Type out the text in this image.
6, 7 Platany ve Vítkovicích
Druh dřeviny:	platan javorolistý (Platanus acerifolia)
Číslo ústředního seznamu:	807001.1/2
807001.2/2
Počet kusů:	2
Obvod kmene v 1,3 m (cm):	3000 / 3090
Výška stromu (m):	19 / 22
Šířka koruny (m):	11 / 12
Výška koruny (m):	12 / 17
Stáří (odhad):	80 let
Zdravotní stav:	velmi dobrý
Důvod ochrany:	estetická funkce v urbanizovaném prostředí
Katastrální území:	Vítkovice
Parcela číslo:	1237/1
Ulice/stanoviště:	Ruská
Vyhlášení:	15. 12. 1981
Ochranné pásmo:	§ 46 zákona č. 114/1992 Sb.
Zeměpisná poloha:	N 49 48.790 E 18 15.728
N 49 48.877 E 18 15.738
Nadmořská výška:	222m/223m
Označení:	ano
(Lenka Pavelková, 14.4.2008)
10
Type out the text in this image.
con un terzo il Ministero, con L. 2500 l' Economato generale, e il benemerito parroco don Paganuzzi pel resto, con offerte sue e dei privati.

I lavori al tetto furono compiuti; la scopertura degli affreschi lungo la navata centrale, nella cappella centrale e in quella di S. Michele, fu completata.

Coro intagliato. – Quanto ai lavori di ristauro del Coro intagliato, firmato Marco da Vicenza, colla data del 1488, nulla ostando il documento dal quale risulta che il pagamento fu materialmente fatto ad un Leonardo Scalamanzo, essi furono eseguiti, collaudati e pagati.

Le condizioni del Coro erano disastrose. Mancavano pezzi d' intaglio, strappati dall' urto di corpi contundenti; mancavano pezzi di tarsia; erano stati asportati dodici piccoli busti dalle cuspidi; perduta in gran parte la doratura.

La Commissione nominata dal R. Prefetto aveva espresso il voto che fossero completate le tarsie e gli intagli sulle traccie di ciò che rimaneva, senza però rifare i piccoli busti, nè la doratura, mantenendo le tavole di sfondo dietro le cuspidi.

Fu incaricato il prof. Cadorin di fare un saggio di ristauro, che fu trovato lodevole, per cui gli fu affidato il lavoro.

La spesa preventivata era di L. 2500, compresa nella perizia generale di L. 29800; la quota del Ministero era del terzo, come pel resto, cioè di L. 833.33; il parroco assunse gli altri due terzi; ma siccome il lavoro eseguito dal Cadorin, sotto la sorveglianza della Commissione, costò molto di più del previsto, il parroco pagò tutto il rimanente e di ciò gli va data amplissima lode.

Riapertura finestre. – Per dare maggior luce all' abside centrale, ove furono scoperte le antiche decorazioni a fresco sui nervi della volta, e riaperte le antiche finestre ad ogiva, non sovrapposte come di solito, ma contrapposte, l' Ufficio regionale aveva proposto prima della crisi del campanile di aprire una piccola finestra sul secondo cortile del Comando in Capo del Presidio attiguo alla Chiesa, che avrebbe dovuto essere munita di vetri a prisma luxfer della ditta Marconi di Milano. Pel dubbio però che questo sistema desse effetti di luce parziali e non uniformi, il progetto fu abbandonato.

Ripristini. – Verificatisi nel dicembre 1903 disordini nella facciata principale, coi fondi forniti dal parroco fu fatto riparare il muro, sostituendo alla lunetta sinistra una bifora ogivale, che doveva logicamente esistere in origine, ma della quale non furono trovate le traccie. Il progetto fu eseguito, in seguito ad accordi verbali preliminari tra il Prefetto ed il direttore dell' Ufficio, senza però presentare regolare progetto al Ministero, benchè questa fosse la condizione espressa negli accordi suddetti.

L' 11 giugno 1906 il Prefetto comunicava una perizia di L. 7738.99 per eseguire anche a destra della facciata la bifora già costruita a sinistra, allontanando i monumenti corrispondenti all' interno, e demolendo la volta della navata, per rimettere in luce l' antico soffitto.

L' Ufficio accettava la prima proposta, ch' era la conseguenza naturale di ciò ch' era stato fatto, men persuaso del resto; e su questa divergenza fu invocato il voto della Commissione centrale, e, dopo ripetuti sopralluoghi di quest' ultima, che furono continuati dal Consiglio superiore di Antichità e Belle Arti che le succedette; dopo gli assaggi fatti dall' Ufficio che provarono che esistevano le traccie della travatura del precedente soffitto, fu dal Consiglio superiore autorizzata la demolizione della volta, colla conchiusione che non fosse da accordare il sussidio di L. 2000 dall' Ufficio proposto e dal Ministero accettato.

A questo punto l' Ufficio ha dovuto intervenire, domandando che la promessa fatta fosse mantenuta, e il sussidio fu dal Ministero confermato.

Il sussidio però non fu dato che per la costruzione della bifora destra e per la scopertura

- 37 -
· · · · · · ·
> Instruction
In the records above, find each line with the word "generale" and copy it.

> Completed task
con un terzo il Ministero, con L. 2500 l' Economato generale, e il benemerito parroco don Paganuzzi pel resto, con offerte sue e dei privati.
La spesa preventivata era di L. 2500, compresa nella perizia generale di L. 29800; la quota del Ministero era del terzo, come pel resto, cioè di L. 833.33; il parroco assunse gli altri due terzi; ma siccome il lavoro eseguito dal Cadorin, sotto la sorveglianza della Commissione, costò molto di più del previsto, il parroco pagò tutto il rimanente e di ciò gli va data amplissima lode.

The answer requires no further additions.